## TASK BRIEF:
Return the listing below unchanged, minus its pictures.

>> Start EXERCISE INPUTS

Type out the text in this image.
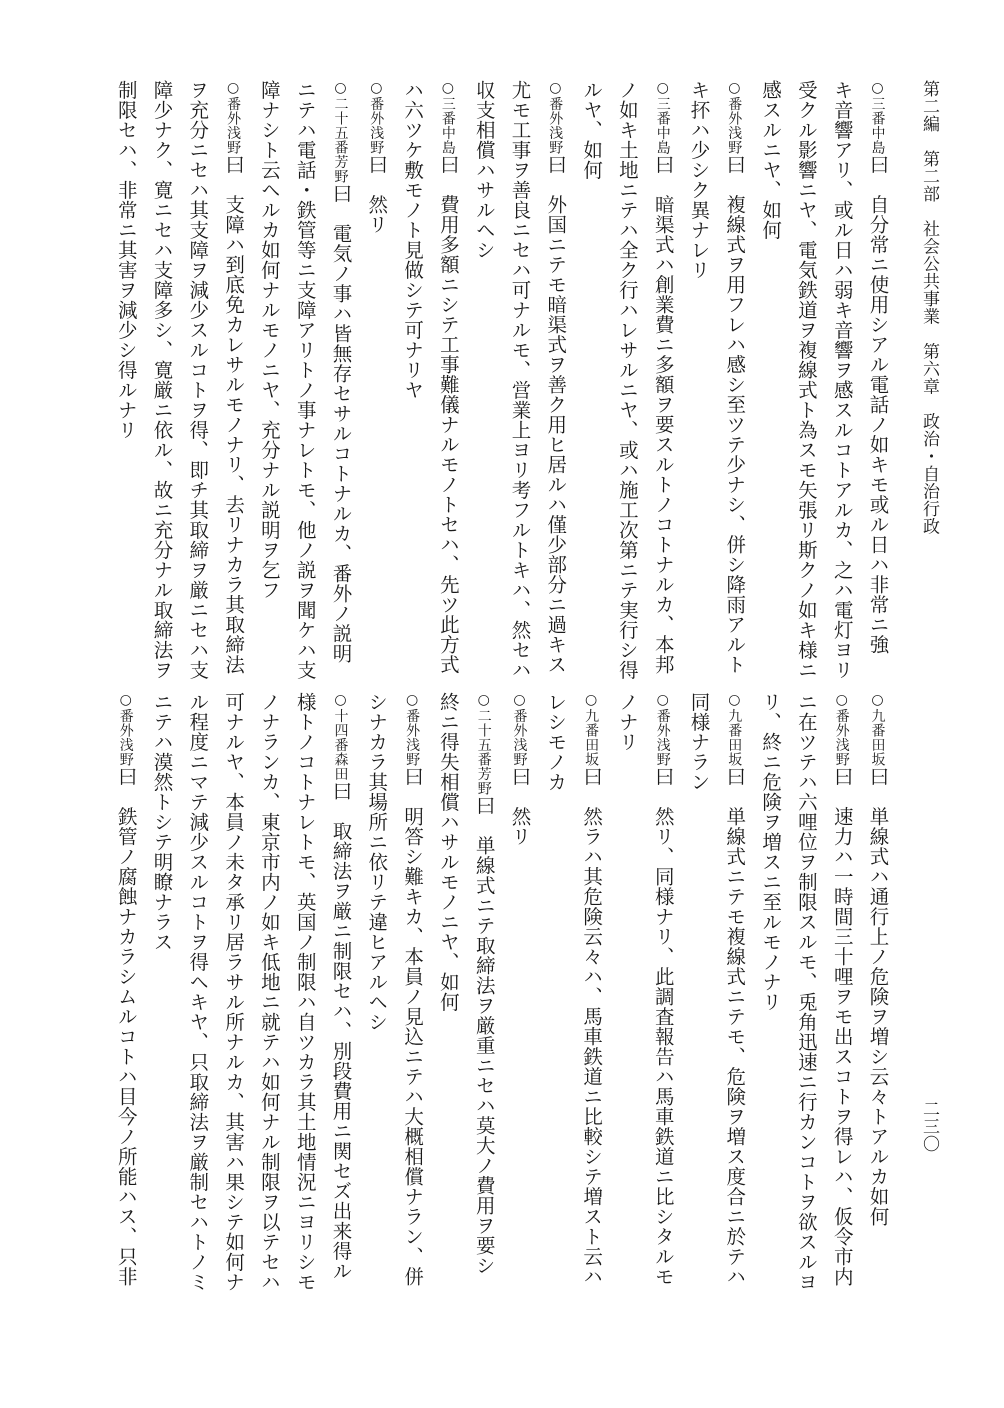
第二編　第二部　社会公共事業　第六章　政治・自治行政
二三〇
○三番中島曰　自分常ニ使用シアル電話ノ如キモ或ル日ハ非常ニ強
キ音響アリ、或ル日ハ弱キ音響ヲ感スルコトアルカ、之ハ電灯ヨリ
受クル影響ニヤ、電気鉄道ヲ複線式ト為スモ矢張リ斯クノ如キ様ニ
感スルニヤ、如何
○番外浅野曰　複線式ヲ用フレハ感シ至ツテ少ナシ、併シ降雨アルト
キ抔ハ少シク異ナレリ
○三番中島曰　暗渠式ハ創業費ニ多額ヲ要スルトノコトナルカ、本邦
ノ如キ土地ニテハ全ク行ハレサルニヤ、或ハ施工次第ニテ実行シ得
ルヤ、如何
○番外浅野曰　外国ニテモ暗渠式ヲ善ク用ヒ居ルハ僅少部分ニ過キス
尤モ工事ヲ善良ニセハ可ナルモ、営業上ヨリ考フルトキハ、然セハ
収支相償ハサルヘシ
○三番中島曰　費用多額ニシテ工事難儀ナルモノトセハ、先ツ此方式
ハ六ツケ敷モノト見做シテ可ナリヤ
○番外浅野曰　然リ
○二十五番芳野曰　電気ノ事ハ皆無存セサルコトナルカ、番外ノ説明
ニテハ電話・鉄管等ニ支障アリトノ事ナレトモ、他ノ説ヲ聞ケハ支
障ナシト云ヘルカ如何ナルモノニヤ、充分ナル説明ヲ乞フ
○番外浅野曰　支障ハ到底免カレサルモノナリ、去リナカラ其取締法
ヲ充分ニセハ其支障ヲ減少スルコトヲ得、即チ其取締ヲ厳ニセハ支
障少ナク、寛ニセハ支障多シ、寛厳ニ依ル、故ニ充分ナル取締法ヲ
制限セハ、非常ニ其害ヲ減少シ得ルナリ
○九番田坂曰　単線式ハ通行上ノ危険ヲ増シ云々トアルカ如何
○番外浅野曰　速力ハ一時間三十哩ヲモ出スコトヲ得レハ、仮令市内
ニ在ツテハ六哩位ヲ制限スルモ、兎角迅速ニ行カンコトヲ欲スルヨ
リ、終ニ危険ヲ増スニ至ルモノナリ
○九番田坂曰　単線式ニテモ複線式ニテモ、危険ヲ増ス度合ニ於テハ
同様ナラン
○番外浅野曰　然リ、同様ナリ、此調査報告ハ馬車鉄道ニ比シタルモ
ノナリ
○九番田坂曰　然ラハ其危険云々ハ、馬車鉄道ニ比較シテ増スト云ハ
レシモノカ
○番外浅野曰　然リ
○二十五番芳野曰　単線式ニテ取締法ヲ厳重ニセハ莫大ノ費用ヲ要シ
終ニ得失相償ハサルモノニヤ、如何
○番外浅野曰　明答シ難キカ、本員ノ見込ニテハ大概相償ナラン、併
シナカラ其場所ニ依リテ違ヒアルヘシ
○十四番森田曰　取締法ヲ厳ニ制限セハ、別段費用ニ関セズ出来得ル
様トノコトナレトモ、英国ノ制限ハ自ツカラ其土地情況ニヨリシモ
ノナランカ、東京市内ノ如キ低地ニ就テハ如何ナル制限ヲ以テセハ
可ナルヤ、本員ノ未タ承リ居ラサル所ナルカ、其害ハ果シテ如何ナ
ル程度ニマテ減少スルコトヲ得ヘキヤ、只取締法ヲ厳制セハトノミ
ニテハ漠然トシテ明瞭ナラス
○番外浅野曰　鉄管ノ腐蝕ナカラシムルコトハ目今ノ所能ハス、只非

>> End EXERCISE INPUTS

## CORRECT RESULT:
Type out the text in this image.
第二編　第二部　社会公共事業　第六章　政治・自治行政
二三〇
○三番中島曰　自分常ニ使用シアル電話ノ如キモ或ル日ハ非常ニ強
キ音響アリ、或ル日ハ弱キ音響ヲ感スルコトアルカ、之ハ電灯ヨリ
受クル影響ニヤ、電気鉄道ヲ複線式ト為スモ矢張リ斯クノ如キ様ニ
感スルニヤ、如何
○番外浅野曰　複線式ヲ用フレハ感シ至ツテ少ナシ、併シ降雨アルト
キ抔ハ少シク異ナレリ
○三番中島曰　暗渠式ハ創業費ニ多額ヲ要スルトノコトナルカ、本邦
ノ如キ土地ニテハ全ク行ハレサルニヤ、或ハ施工次第ニテ実行シ得
ルヤ、如何
○番外浅野曰　外国ニテモ暗渠式ヲ善ク用ヒ居ルハ僅少部分ニ過キス
尤モ工事ヲ善良ニセハ可ナルモ、営業上ヨリ考フルトキハ、然セハ
収支相償ハサルヘシ
○三番中島曰　費用多額ニシテ工事難儀ナルモノトセハ、先ツ此方式
ハ六ツケ敷モノト見做シテ可ナリヤ
○番外浅野曰　然リ
○二十五番芳野曰　電気ノ事ハ皆無存セサルコトナルカ、番外ノ説明
ニテハ電話・鉄管等ニ支障アリトノ事ナレトモ、他ノ説ヲ聞ケハ支
障ナシト云ヘルカ如何ナルモノニヤ、充分ナル説明ヲ乞フ
○番外浅野曰　支障ハ到底免カレサルモノナリ、去リナカラ其取締法
ヲ充分ニセハ其支障ヲ減少スルコトヲ得、即チ其取締ヲ厳ニセハ支
障少ナク、寛ニセハ支障多シ、寛厳ニ依ル、故ニ充分ナル取締法ヲ
制限セハ、非常ニ其害ヲ減少シ得ルナリ
○九番田坂曰　単線式ハ通行上ノ危険ヲ増シ云々トアルカ如何
○番外浅野曰　速力ハ一時間三十哩ヲモ出スコトヲ得レハ、仮令市内
ニ在ツテハ六哩位ヲ制限スルモ、兎角迅速ニ行カンコトヲ欲スルヨ
リ、終ニ危険ヲ増スニ至ルモノナリ
○九番田坂曰　単線式ニテモ複線式ニテモ、危険ヲ増ス度合ニ於テハ
同様ナラン
○番外浅野曰　然リ、同様ナリ、此調査報告ハ馬車鉄道ニ比シタルモ
ノナリ
○九番田坂曰　然ラハ其危険云々ハ、馬車鉄道ニ比較シテ増スト云ハ
レシモノカ
○番外浅野曰　然リ
○二十五番芳野曰　単線式ニテ取締法ヲ厳重ニセハ莫大ノ費用ヲ要シ
終ニ得失相償ハサルモノニヤ、如何
○番外浅野曰　明答シ難キカ、本員ノ見込ニテハ大概相償ナラン、併
シナカラ其場所ニ依リテ違ヒアルヘシ
○十四番森田曰　取締法ヲ厳ニ制限セハ、別段費用ニ関セズ出来得ル
様トノコトナレトモ、英国ノ制限ハ自ツカラ其土地情況ニヨリシモ
ノナランカ、東京市内ノ如キ低地ニ就テハ如何ナル制限ヲ以テセハ
可ナルヤ、本員ノ未タ承リ居ラサル所ナルカ、其害ハ果シテ如何ナ
ル程度ニマテ減少スルコトヲ得ヘキヤ、只取締法ヲ厳制セハトノミ
ニテハ漠然トシテ明瞭ナラス
○番外浅野曰　鉄管ノ腐蝕ナカラシムルコトハ目今ノ所能ハス、只非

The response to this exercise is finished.